What this task involves:
In the records below, pick out all lines containing the word "Chromatic".

Stored rows:
* start *
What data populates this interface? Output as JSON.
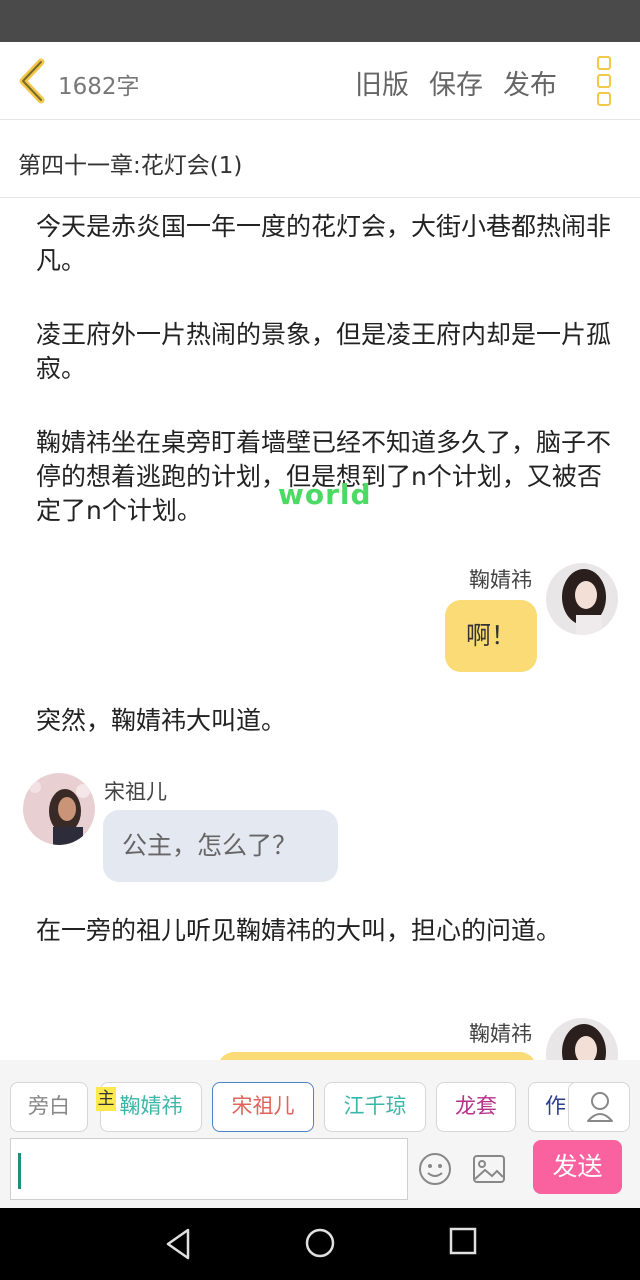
{
  "header": {
    "word_count": "1682字",
    "old_version_label": "旧版",
    "save_label": "保存",
    "publish_label": "发布",
    "icons": [
      "chevron-left-icon",
      "more-vertical-icon"
    ],
    "accent_color": "#f2c84b"
  },
  "chapter": {
    "title": "第四十一章:花灯会(1)"
  },
  "story": {
    "paragraphs": [
      "今天是赤炎国一年一度的花灯会，大街小巷都热闹非凡。",
      "凌王府外一片热闹的景象，但是凌王府内却是一片孤寂。",
      "鞠婧祎坐在桌旁盯着墙壁已经不知道多久了，脑子不停的想着逃跑的计划，但是想到了n个计划，又被否定了n个计划。",
      "突然，鞠婧祎大叫道。",
      "在一旁的祖儿听见鞠婧祎的大叫，担心的问道。"
    ],
    "watermark": "world",
    "messages": [
      {
        "speaker": "鞠婧祎",
        "text": "啊！",
        "side": "right"
      },
      {
        "speaker": "宋祖儿",
        "text": "公主，怎么了？",
        "side": "left"
      },
      {
        "speaker": "鞠婧祎",
        "text": "",
        "side": "right"
      }
    ]
  },
  "characters": {
    "narration": "旁白",
    "main_tag": "主",
    "list": [
      "鞠婧祎",
      "宋祖儿",
      "江千琼",
      "龙套",
      "作"
    ],
    "colors": [
      "#3cb6a8",
      "#e2635b",
      "#3cb6a8",
      "#b8318a",
      "#2c3e8c"
    ]
  },
  "composer": {
    "input_value": "",
    "send_label": "发送",
    "icons": [
      "emoji-icon",
      "image-icon",
      "user-icon"
    ],
    "send_color": "#f9629f"
  },
  "system_nav": {
    "icons": [
      "back-icon",
      "home-icon",
      "recents-icon"
    ]
  }
}
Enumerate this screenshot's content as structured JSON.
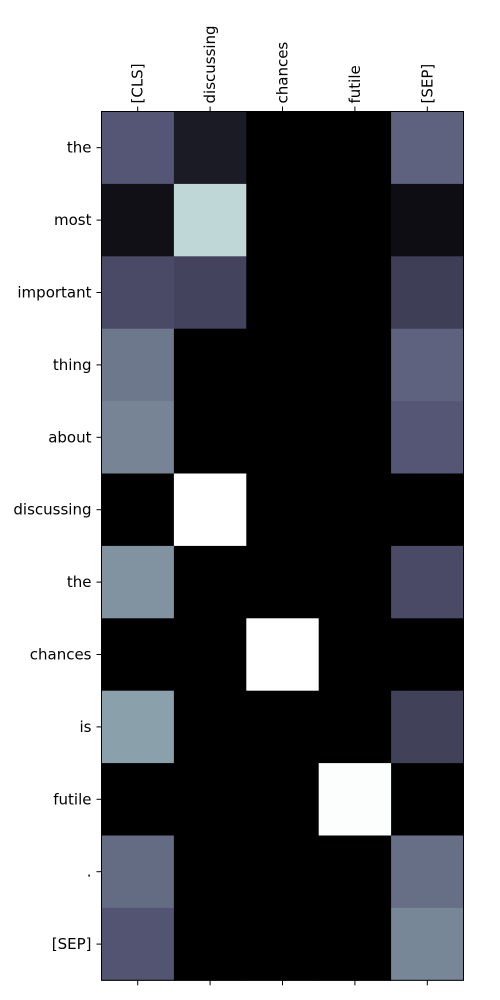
{
  "chart_data": {
    "type": "heatmap",
    "colormap": "bone",
    "x_labels": [
      "[CLS]",
      "discussing",
      "chances",
      "futile",
      "[SEP]"
    ],
    "y_labels": [
      "the",
      "most",
      "important",
      "thing",
      "about",
      "discussing",
      "the",
      "chances",
      "is",
      "futile",
      ".",
      "[SEP]"
    ],
    "values": [
      [
        0.38,
        0.12,
        0.0,
        0.0,
        0.42
      ],
      [
        0.07,
        0.82,
        0.0,
        0.0,
        0.06
      ],
      [
        0.33,
        0.3,
        0.0,
        0.0,
        0.28
      ],
      [
        0.49,
        0.0,
        0.0,
        0.0,
        0.42
      ],
      [
        0.53,
        0.0,
        0.0,
        0.0,
        0.38
      ],
      [
        0.0,
        1.0,
        0.0,
        0.0,
        0.0
      ],
      [
        0.58,
        0.0,
        0.0,
        0.0,
        0.33
      ],
      [
        0.0,
        0.0,
        1.0,
        0.0,
        0.0
      ],
      [
        0.62,
        0.0,
        0.0,
        0.0,
        0.29
      ],
      [
        0.0,
        0.0,
        0.0,
        0.99,
        0.0
      ],
      [
        0.45,
        0.0,
        0.0,
        0.0,
        0.46
      ],
      [
        0.37,
        0.0,
        0.0,
        0.0,
        0.54
      ]
    ],
    "vmin": 0,
    "vmax": 1,
    "x_axis_position": "top",
    "grid": false
  }
}
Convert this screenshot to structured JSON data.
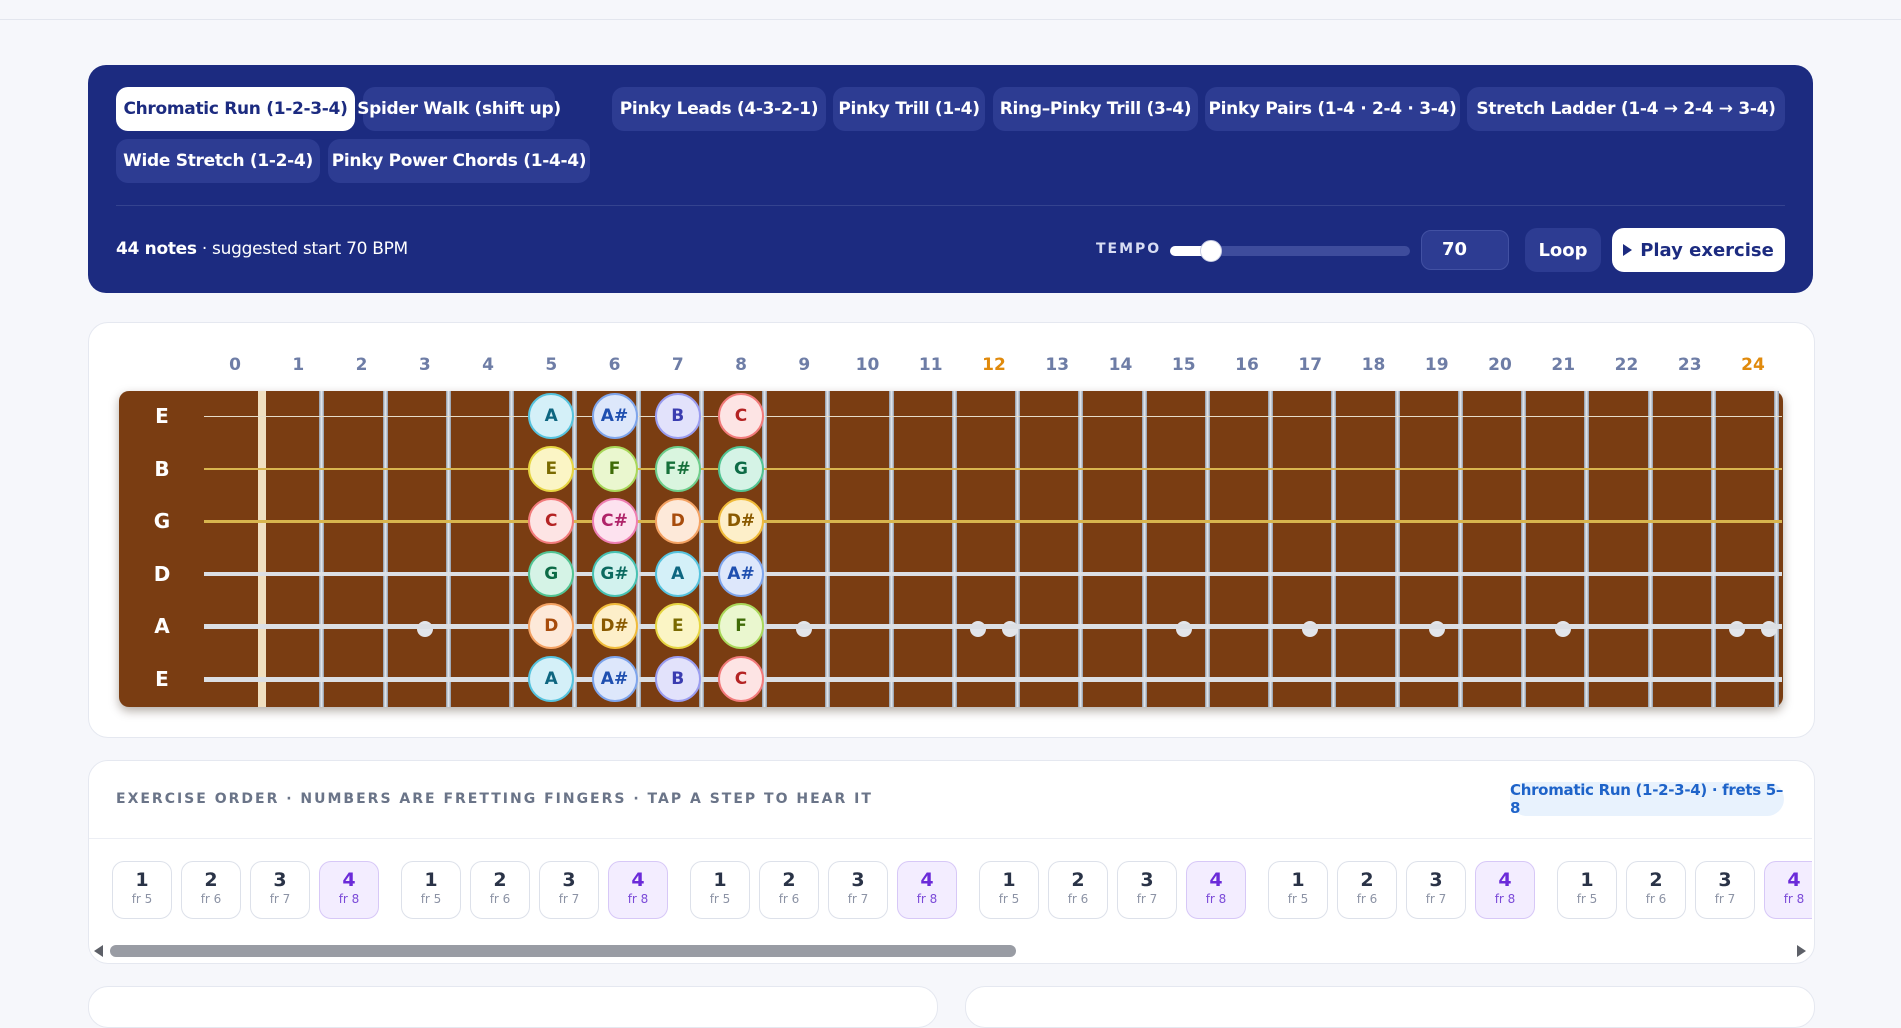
{
  "exercise_tabs": [
    {
      "label": "Chromatic Run (1-2-3-4)",
      "active": true
    },
    {
      "label": "Spider Walk (shift up)",
      "active": false
    },
    {
      "label": "Pinky Leads (4-3-2-1)",
      "active": false
    },
    {
      "label": "Pinky Trill (1-4)",
      "active": false
    },
    {
      "label": "Ring–Pinky Trill (3-4)",
      "active": false
    },
    {
      "label": "Pinky Pairs (1-4 · 2-4 · 3-4)",
      "active": false
    },
    {
      "label": "Stretch Ladder (1-4 → 2-4 → 3-4)",
      "active": false
    },
    {
      "label": "Wide Stretch (1-2-4)",
      "active": false
    },
    {
      "label": "Pinky Power Chords (1-4-4)",
      "active": false
    }
  ],
  "controls": {
    "note_count": "44 notes",
    "suggested": "· suggested start 70 BPM",
    "tempo_label": "TEMPO",
    "tempo_value": "70",
    "tempo_slider_fraction": 0.17,
    "loop_label": "Loop",
    "play_label": "Play exercise",
    "play_icon": "play-icon"
  },
  "fretboard": {
    "fret_numbers": [
      "0",
      "1",
      "2",
      "3",
      "4",
      "5",
      "6",
      "7",
      "8",
      "9",
      "10",
      "11",
      "12",
      "13",
      "14",
      "15",
      "16",
      "17",
      "18",
      "19",
      "20",
      "21",
      "22",
      "23",
      "24"
    ],
    "marker_frets": [
      "12",
      "24"
    ],
    "strings": [
      "E",
      "B",
      "G",
      "D",
      "A",
      "E"
    ],
    "inlay_frets": [
      "3",
      "5",
      "7",
      "9",
      "12",
      "15",
      "17",
      "19",
      "21",
      "24"
    ],
    "notes": [
      {
        "string": 0,
        "fret": 5,
        "name": "A"
      },
      {
        "string": 0,
        "fret": 6,
        "name": "A#"
      },
      {
        "string": 0,
        "fret": 7,
        "name": "B"
      },
      {
        "string": 0,
        "fret": 8,
        "name": "C"
      },
      {
        "string": 1,
        "fret": 5,
        "name": "E"
      },
      {
        "string": 1,
        "fret": 6,
        "name": "F"
      },
      {
        "string": 1,
        "fret": 7,
        "name": "F#"
      },
      {
        "string": 1,
        "fret": 8,
        "name": "G"
      },
      {
        "string": 2,
        "fret": 5,
        "name": "C"
      },
      {
        "string": 2,
        "fret": 6,
        "name": "C#"
      },
      {
        "string": 2,
        "fret": 7,
        "name": "D"
      },
      {
        "string": 2,
        "fret": 8,
        "name": "D#"
      },
      {
        "string": 3,
        "fret": 5,
        "name": "G"
      },
      {
        "string": 3,
        "fret": 6,
        "name": "G#"
      },
      {
        "string": 3,
        "fret": 7,
        "name": "A"
      },
      {
        "string": 3,
        "fret": 8,
        "name": "A#"
      },
      {
        "string": 4,
        "fret": 5,
        "name": "D"
      },
      {
        "string": 4,
        "fret": 6,
        "name": "D#"
      },
      {
        "string": 4,
        "fret": 7,
        "name": "E"
      },
      {
        "string": 4,
        "fret": 8,
        "name": "F"
      },
      {
        "string": 5,
        "fret": 5,
        "name": "A"
      },
      {
        "string": 5,
        "fret": 6,
        "name": "A#"
      },
      {
        "string": 5,
        "fret": 7,
        "name": "B"
      },
      {
        "string": 5,
        "fret": 8,
        "name": "C"
      }
    ],
    "note_colors": {
      "C": {
        "bg": "#fde4e4",
        "border": "#f27b7b",
        "text": "#b42323"
      },
      "C#": {
        "bg": "#fde2ef",
        "border": "#ee7fb2",
        "text": "#b0246a"
      },
      "D": {
        "bg": "#fde9d9",
        "border": "#f4a263",
        "text": "#a84c0c"
      },
      "D#": {
        "bg": "#fdefc9",
        "border": "#f0bb3a",
        "text": "#8a5a00"
      },
      "E": {
        "bg": "#fbf5c5",
        "border": "#e6d541",
        "text": "#7a6a00"
      },
      "F": {
        "bg": "#eaf7cf",
        "border": "#a9d85a",
        "text": "#3f6b07"
      },
      "F#": {
        "bg": "#d9f5df",
        "border": "#6dcd8a",
        "text": "#16703a"
      },
      "G": {
        "bg": "#d5f3e6",
        "border": "#52c493",
        "text": "#0d6b46"
      },
      "G#": {
        "bg": "#d2f2ee",
        "border": "#47c2b2",
        "text": "#0c6a60"
      },
      "A": {
        "bg": "#d4f0f8",
        "border": "#56c3de",
        "text": "#0e6680"
      },
      "A#": {
        "bg": "#dde7fb",
        "border": "#7ea5ec",
        "text": "#1f4fb0"
      },
      "B": {
        "bg": "#e2e2fb",
        "border": "#9a9cf0",
        "text": "#3a3cb0"
      }
    }
  },
  "exercise_order": {
    "title": "EXERCISE ORDER · NUMBERS ARE FRETTING FINGERS · TAP A STEP TO HEAR IT",
    "badge": "Chromatic Run (1-2-3-4) · frets 5–8",
    "steps": [
      {
        "finger": "1",
        "fret": "fr 5"
      },
      {
        "finger": "2",
        "fret": "fr 6"
      },
      {
        "finger": "3",
        "fret": "fr 7"
      },
      {
        "finger": "4",
        "fret": "fr 8"
      },
      {
        "finger": "1",
        "fret": "fr 5"
      },
      {
        "finger": "2",
        "fret": "fr 6"
      },
      {
        "finger": "3",
        "fret": "fr 7"
      },
      {
        "finger": "4",
        "fret": "fr 8"
      },
      {
        "finger": "1",
        "fret": "fr 5"
      },
      {
        "finger": "2",
        "fret": "fr 6"
      },
      {
        "finger": "3",
        "fret": "fr 7"
      },
      {
        "finger": "4",
        "fret": "fr 8"
      },
      {
        "finger": "1",
        "fret": "fr 5"
      },
      {
        "finger": "2",
        "fret": "fr 6"
      },
      {
        "finger": "3",
        "fret": "fr 7"
      },
      {
        "finger": "4",
        "fret": "fr 8"
      },
      {
        "finger": "1",
        "fret": "fr 5"
      },
      {
        "finger": "2",
        "fret": "fr 6"
      },
      {
        "finger": "3",
        "fret": "fr 7"
      },
      {
        "finger": "4",
        "fret": "fr 8"
      },
      {
        "finger": "1",
        "fret": "fr 5"
      },
      {
        "finger": "2",
        "fret": "fr 6"
      },
      {
        "finger": "3",
        "fret": "fr 7"
      },
      {
        "finger": "4",
        "fret": "fr 8"
      }
    ]
  }
}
* end *
Solution to the exercise:
      "label": "Chromatic Run (1-2-3-4)",
    "badge": "Chromatic Run (1-2-3-4) · frets 5–8",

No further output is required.